## EXERCISE PROMPT:
Revise the records below by putting "WB" wherever "World Bank" occurs, and leave every other character as it stands.

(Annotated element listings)

## Begin

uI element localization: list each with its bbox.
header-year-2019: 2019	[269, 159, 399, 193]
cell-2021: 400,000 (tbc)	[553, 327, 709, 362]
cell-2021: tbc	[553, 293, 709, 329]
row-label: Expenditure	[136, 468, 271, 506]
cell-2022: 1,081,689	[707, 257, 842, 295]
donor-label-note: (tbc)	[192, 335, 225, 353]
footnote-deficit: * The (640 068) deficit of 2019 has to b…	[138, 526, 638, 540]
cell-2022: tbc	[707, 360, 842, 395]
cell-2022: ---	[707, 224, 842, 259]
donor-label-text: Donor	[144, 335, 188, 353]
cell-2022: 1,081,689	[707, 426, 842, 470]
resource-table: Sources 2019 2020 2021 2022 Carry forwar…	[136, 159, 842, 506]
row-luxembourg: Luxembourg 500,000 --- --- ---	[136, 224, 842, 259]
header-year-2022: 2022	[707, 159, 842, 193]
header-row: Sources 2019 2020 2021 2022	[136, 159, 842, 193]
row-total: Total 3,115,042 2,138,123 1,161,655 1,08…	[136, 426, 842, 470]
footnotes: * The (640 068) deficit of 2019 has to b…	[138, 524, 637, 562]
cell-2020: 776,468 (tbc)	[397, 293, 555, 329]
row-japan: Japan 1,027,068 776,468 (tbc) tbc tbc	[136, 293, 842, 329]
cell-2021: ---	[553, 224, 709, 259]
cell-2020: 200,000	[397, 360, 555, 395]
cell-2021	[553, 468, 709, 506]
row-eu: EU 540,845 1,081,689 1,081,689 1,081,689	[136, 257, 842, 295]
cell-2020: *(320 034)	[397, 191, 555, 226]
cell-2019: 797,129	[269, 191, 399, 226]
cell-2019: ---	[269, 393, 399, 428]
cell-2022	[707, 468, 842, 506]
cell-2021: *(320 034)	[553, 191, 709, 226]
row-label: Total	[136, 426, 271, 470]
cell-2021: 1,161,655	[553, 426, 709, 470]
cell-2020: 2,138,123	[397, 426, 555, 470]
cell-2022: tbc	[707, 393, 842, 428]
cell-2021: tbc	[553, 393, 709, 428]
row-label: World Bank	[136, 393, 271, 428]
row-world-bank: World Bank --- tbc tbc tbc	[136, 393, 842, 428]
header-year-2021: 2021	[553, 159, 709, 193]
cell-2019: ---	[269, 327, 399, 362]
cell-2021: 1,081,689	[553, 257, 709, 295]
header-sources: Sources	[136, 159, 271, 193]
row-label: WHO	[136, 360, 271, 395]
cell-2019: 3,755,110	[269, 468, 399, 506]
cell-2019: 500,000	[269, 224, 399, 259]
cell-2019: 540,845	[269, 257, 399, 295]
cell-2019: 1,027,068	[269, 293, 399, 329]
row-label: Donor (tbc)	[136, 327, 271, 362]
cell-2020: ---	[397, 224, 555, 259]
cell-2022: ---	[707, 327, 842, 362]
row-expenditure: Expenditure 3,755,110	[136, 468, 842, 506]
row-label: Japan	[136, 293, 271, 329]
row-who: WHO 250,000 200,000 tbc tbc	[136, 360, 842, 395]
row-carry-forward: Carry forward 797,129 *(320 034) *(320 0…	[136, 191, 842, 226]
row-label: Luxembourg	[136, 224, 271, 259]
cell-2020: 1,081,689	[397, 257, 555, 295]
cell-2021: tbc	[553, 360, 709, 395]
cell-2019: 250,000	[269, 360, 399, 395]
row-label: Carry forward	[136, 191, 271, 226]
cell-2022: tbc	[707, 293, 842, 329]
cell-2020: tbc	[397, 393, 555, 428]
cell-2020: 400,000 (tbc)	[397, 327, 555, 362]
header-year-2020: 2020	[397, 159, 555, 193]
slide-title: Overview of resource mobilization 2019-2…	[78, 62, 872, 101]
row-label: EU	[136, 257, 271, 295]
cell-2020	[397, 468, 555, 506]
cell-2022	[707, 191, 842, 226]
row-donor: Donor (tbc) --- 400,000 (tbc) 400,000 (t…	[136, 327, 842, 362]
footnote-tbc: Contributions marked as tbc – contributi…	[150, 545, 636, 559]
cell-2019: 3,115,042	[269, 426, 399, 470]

## End

## EXERCISE OUTPUT:
uI element localization: list each with its bbox.
header-year-2019: 2019	[269, 159, 399, 193]
cell-2021: 400,000 (tbc)	[553, 327, 709, 362]
cell-2021: tbc	[553, 293, 709, 329]
row-label: Expenditure	[136, 468, 271, 506]
cell-2022: 1,081,689	[707, 257, 842, 295]
donor-label-note: (tbc)	[192, 335, 225, 353]
footnote-deficit: * The (640 068) deficit of 2019 has to b…	[138, 526, 638, 540]
cell-2022: tbc	[707, 360, 842, 395]
cell-2022: ---	[707, 224, 842, 259]
donor-label-text: Donor	[144, 335, 188, 353]
cell-2022: 1,081,689	[707, 426, 842, 470]
resource-table: Sources 2019 2020 2021 2022 Carry forwar…	[136, 159, 842, 506]
row-luxembourg: Luxembourg 500,000 --- --- ---	[136, 224, 842, 259]
header-year-2022: 2022	[707, 159, 842, 193]
header-row: Sources 2019 2020 2021 2022	[136, 159, 842, 193]
row-total: Total 3,115,042 2,138,123 1,161,655 1,08…	[136, 426, 842, 470]
footnotes: * The (640 068) deficit of 2019 has to b…	[138, 524, 637, 562]
cell-2020: 776,468 (tbc)	[397, 293, 555, 329]
row-japan: Japan 1,027,068 776,468 (tbc) tbc tbc	[136, 293, 842, 329]
cell-2021: ---	[553, 224, 709, 259]
cell-2020: 200,000	[397, 360, 555, 395]
cell-2021	[553, 468, 709, 506]
row-eu: EU 540,845 1,081,689 1,081,689 1,081,689	[136, 257, 842, 295]
cell-2020: *(320 034)	[397, 191, 555, 226]
cell-2019: 797,129	[269, 191, 399, 226]
cell-2019: ---	[269, 393, 399, 428]
cell-2022	[707, 468, 842, 506]
cell-2021: *(320 034)	[553, 191, 709, 226]
row-label: Total	[136, 426, 271, 470]
cell-2021: 1,161,655	[553, 426, 709, 470]
cell-2020: 2,138,123	[397, 426, 555, 470]
cell-2022: tbc	[707, 393, 842, 428]
cell-2021: tbc	[553, 393, 709, 428]
row-label: WB	[136, 393, 271, 428]
row-world-bank: WB --- tbc tbc tbc	[136, 393, 842, 428]
header-year-2021: 2021	[553, 159, 709, 193]
cell-2019: ---	[269, 327, 399, 362]
cell-2021: 1,081,689	[553, 257, 709, 295]
header-sources: Sources	[136, 159, 271, 193]
row-label: WHO	[136, 360, 271, 395]
cell-2019: 3,755,110	[269, 468, 399, 506]
cell-2019: 500,000	[269, 224, 399, 259]
cell-2019: 540,845	[269, 257, 399, 295]
cell-2019: 1,027,068	[269, 293, 399, 329]
row-label: Donor (tbc)	[136, 327, 271, 362]
cell-2020: ---	[397, 224, 555, 259]
cell-2022: ---	[707, 327, 842, 362]
row-expenditure: Expenditure 3,755,110	[136, 468, 842, 506]
row-label: Japan	[136, 293, 271, 329]
row-who: WHO 250,000 200,000 tbc tbc	[136, 360, 842, 395]
row-carry-forward: Carry forward 797,129 *(320 034) *(320 0…	[136, 191, 842, 226]
row-label: Luxembourg	[136, 224, 271, 259]
cell-2020: 1,081,689	[397, 257, 555, 295]
cell-2021: tbc	[553, 360, 709, 395]
cell-2019: 250,000	[269, 360, 399, 395]
row-label: Carry forward	[136, 191, 271, 226]
cell-2022: tbc	[707, 293, 842, 329]
cell-2020: tbc	[397, 393, 555, 428]
cell-2020: 400,000 (tbc)	[397, 327, 555, 362]
header-year-2020: 2020	[397, 159, 555, 193]
slide-title: Overview of resource mobilization 2019-2…	[78, 62, 872, 101]
row-label: EU	[136, 257, 271, 295]
cell-2020	[397, 468, 555, 506]
cell-2022	[707, 191, 842, 226]
row-donor: Donor (tbc) --- 400,000 (tbc) 400,000 (t…	[136, 327, 842, 362]
footnote-tbc: Contributions marked as tbc – contributi…	[150, 545, 636, 559]
cell-2019: 3,115,042	[269, 426, 399, 470]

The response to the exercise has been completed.